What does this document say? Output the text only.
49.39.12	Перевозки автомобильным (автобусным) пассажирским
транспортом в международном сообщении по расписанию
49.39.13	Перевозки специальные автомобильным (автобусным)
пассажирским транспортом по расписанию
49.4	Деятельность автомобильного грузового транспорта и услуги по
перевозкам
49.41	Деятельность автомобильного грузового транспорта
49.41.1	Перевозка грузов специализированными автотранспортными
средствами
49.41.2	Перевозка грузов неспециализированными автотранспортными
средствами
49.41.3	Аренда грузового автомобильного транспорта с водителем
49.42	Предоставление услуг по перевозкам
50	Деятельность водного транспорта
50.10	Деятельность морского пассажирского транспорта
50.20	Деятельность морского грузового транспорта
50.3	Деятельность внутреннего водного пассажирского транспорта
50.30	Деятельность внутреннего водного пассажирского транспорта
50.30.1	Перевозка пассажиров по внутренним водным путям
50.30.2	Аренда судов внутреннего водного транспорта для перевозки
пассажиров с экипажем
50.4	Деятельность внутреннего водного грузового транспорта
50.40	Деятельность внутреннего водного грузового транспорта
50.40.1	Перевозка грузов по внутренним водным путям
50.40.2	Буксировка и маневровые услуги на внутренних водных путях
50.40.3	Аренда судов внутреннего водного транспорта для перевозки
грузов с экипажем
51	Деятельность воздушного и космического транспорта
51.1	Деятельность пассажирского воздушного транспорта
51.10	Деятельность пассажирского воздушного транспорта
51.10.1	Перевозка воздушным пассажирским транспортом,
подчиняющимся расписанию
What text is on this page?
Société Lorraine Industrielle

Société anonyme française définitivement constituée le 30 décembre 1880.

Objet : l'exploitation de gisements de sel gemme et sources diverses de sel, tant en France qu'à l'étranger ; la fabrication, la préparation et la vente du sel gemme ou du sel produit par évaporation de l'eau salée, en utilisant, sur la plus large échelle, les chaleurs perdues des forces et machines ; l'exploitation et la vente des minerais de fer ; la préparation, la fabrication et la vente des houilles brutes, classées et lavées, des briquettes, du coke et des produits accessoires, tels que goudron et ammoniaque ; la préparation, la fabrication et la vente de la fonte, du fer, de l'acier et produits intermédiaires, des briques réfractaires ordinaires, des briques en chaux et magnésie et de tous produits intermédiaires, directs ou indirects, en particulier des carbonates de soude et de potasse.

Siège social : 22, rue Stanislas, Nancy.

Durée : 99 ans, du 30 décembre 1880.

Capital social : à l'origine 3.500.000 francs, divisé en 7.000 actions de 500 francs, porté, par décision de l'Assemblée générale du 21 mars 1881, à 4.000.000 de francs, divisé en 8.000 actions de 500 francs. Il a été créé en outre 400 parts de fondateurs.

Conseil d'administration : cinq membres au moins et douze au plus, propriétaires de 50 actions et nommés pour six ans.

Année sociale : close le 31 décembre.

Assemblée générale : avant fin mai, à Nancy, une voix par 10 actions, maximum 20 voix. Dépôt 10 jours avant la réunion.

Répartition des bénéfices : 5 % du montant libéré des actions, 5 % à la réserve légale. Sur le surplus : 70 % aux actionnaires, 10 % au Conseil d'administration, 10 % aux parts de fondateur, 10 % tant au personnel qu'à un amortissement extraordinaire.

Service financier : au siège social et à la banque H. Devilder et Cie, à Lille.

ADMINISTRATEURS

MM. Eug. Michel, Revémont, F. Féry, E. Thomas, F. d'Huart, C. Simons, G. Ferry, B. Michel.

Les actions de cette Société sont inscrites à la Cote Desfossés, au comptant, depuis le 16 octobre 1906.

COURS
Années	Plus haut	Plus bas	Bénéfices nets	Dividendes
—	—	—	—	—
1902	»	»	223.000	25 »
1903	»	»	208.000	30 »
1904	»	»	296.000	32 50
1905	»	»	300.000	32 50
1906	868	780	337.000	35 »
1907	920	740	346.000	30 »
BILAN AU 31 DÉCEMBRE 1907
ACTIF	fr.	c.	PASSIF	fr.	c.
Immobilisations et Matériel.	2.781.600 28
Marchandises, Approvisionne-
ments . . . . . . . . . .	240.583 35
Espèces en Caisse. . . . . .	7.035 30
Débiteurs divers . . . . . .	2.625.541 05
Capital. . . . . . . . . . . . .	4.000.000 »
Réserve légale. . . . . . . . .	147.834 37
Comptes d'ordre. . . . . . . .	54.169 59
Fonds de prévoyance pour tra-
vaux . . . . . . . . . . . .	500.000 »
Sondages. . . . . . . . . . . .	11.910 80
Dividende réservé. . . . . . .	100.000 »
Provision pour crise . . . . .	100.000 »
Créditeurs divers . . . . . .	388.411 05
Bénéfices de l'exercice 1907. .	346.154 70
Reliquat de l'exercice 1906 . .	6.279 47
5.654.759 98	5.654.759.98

----

Return each entry from the material above exactly as it appears.

- [ANSWER TO THE PROBLEM]:
What does this document say? Output the text only.
49.39.12	Перевозки автомобильным (автобусным) пассажирским
транспортом в международном сообщении по расписанию
49.39.13	Перевозки специальные автомобильным (автобусным)
пассажирским транспортом по расписанию
49.4	Деятельность автомобильного грузового транспорта и услуги по
перевозкам
49.41	Деятельность автомобильного грузового транспорта
49.41.1	Перевозка грузов специализированными автотранспортными
средствами
49.41.2	Перевозка грузов неспециализированными автотранспортными
средствами
49.41.3	Аренда грузового автомобильного транспорта с водителем
49.42	Предоставление услуг по перевозкам
50	Деятельность водного транспорта
50.10	Деятельность морского пассажирского транспорта
50.20	Деятельность морского грузового транспорта
50.3	Деятельность внутреннего водного пассажирского транспорта
50.30	Деятельность внутреннего водного пассажирского транспорта
50.30.1	Перевозка пассажиров по внутренним водным путям
50.30.2	Аренда судов внутреннего водного транспорта для перевозки
пассажиров с экипажем
50.4	Деятельность внутреннего водного грузового транспорта
50.40	Деятельность внутреннего водного грузового транспорта
50.40.1	Перевозка грузов по внутренним водным путям
50.40.2	Буксировка и маневровые услуги на внутренних водных путях
50.40.3	Аренда судов внутреннего водного транспорта для перевозки
грузов с экипажем
51	Деятельность воздушного и космического транспорта
51.1	Деятельность пассажирского воздушного транспорта
51.10	Деятельность пассажирского воздушного транспорта
51.10.1	Перевозка воздушным пассажирским транспортом,
подчиняющимся расписанию
What text is on this page?
Société Lorraine Industrielle

Société anonyme française définitivement constituée le 30 décembre 1880.

Objet : l'exploitation de gisements de sel gemme et sources diverses de sel, tant en France qu'à l'étranger ; la fabrication, la préparation et la vente du sel gemme ou du sel produit par évaporation de l'eau salée, en utilisant, sur la plus large échelle, les chaleurs perdues des forces et machines ; l'exploitation et la vente des minerais de fer ; la préparation, la fabrication et la vente des houilles brutes, classées et lavées, des briquettes, du coke et des produits accessoires, tels que goudron et ammoniaque ; la préparation, la fabrication et la vente de la fonte, du fer, de l'acier et produits intermédiaires, des briques réfractaires ordinaires, des briques en chaux et magnésie et de tous produits intermédiaires, directs ou indirects, en particulier des carbonates de soude et de potasse.

Siège social : 22, rue Stanislas, Nancy.

Durée : 99 ans, du 30 décembre 1880.

Capital social : à l'origine 3.500.000 francs, divisé en 7.000 actions de 500 francs, porté, par décision de l'Assemblée générale du 21 mars 1881, à 4.000.000 de francs, divisé en 8.000 actions de 500 francs. Il a été créé en outre 400 parts de fondateurs.

Conseil d'administration : cinq membres au moins et douze au plus, propriétaires de 50 actions et nommés pour six ans.

Année sociale : close le 31 décembre.

Assemblée générale : avant fin mai, à Nancy, une voix par 10 actions, maximum 20 voix. Dépôt 10 jours avant la réunion.

Répartition des bénéfices : 5 % du montant libéré des actions, 5 % à la réserve légale. Sur le surplus : 70 % aux actionnaires, 10 % au Conseil d'administration, 10 % aux parts de fondateur, 10 % tant au personnel qu'à un amortissement extraordinaire.

Service financier : au siège social et à la banque H. Devilder et Cie, à Lille.

ADMINISTRATEURS

MM. Eug. Michel, Revémont, F. Féry, E. Thomas, F. d'Huart, C. Simons, G. Ferry, B. Michel.

Les actions de cette Société sont inscrites à la Cote Desfossés, au comptant, depuis le 16 octobre 1906.

COURS
Années	Plus haut	Plus bas	Bénéfices nets	Dividendes
—	—	—	—	—
1902	»	»	223.000	25 »
1903	»	»	208.000	30 »
1904	»	»	296.000	32 50
1905	»	»	300.000	32 50
1906	868	780	337.000	35 »
1907	920	740	346.000	30 »
BILAN AU 31 DÉCEMBRE 1907
ACTIF	fr.	c.	PASSIF	fr.	c.
Immobilisations et Matériel.	2.781.600 28
Marchandises, Approvisionne-
ments . . . . . . . . . .	240.583 35
Espèces en Caisse. . . . . .	7.035 30
Débiteurs divers . . . . . .	2.625.541 05
Capital. . . . . . . . . . . . .	4.000.000 »
Réserve légale. . . . . . . . .	147.834 37
Comptes d'ordre. . . . . . . .	54.169 59
Fonds de prévoyance pour tra-
vaux . . . . . . . . . . . .	500.000 »
Sondages. . . . . . . . . . . .	11.910 80
Dividende réservé. . . . . . .	100.000 »
Provision pour crise . . . . .	100.000 »
Créditeurs divers . . . . . .	388.411 05
Bénéfices de l'exercice 1907. .	346.154 70
Reliquat de l'exercice 1906 . .	6.279 47
5.654.759 98	5.654.759.98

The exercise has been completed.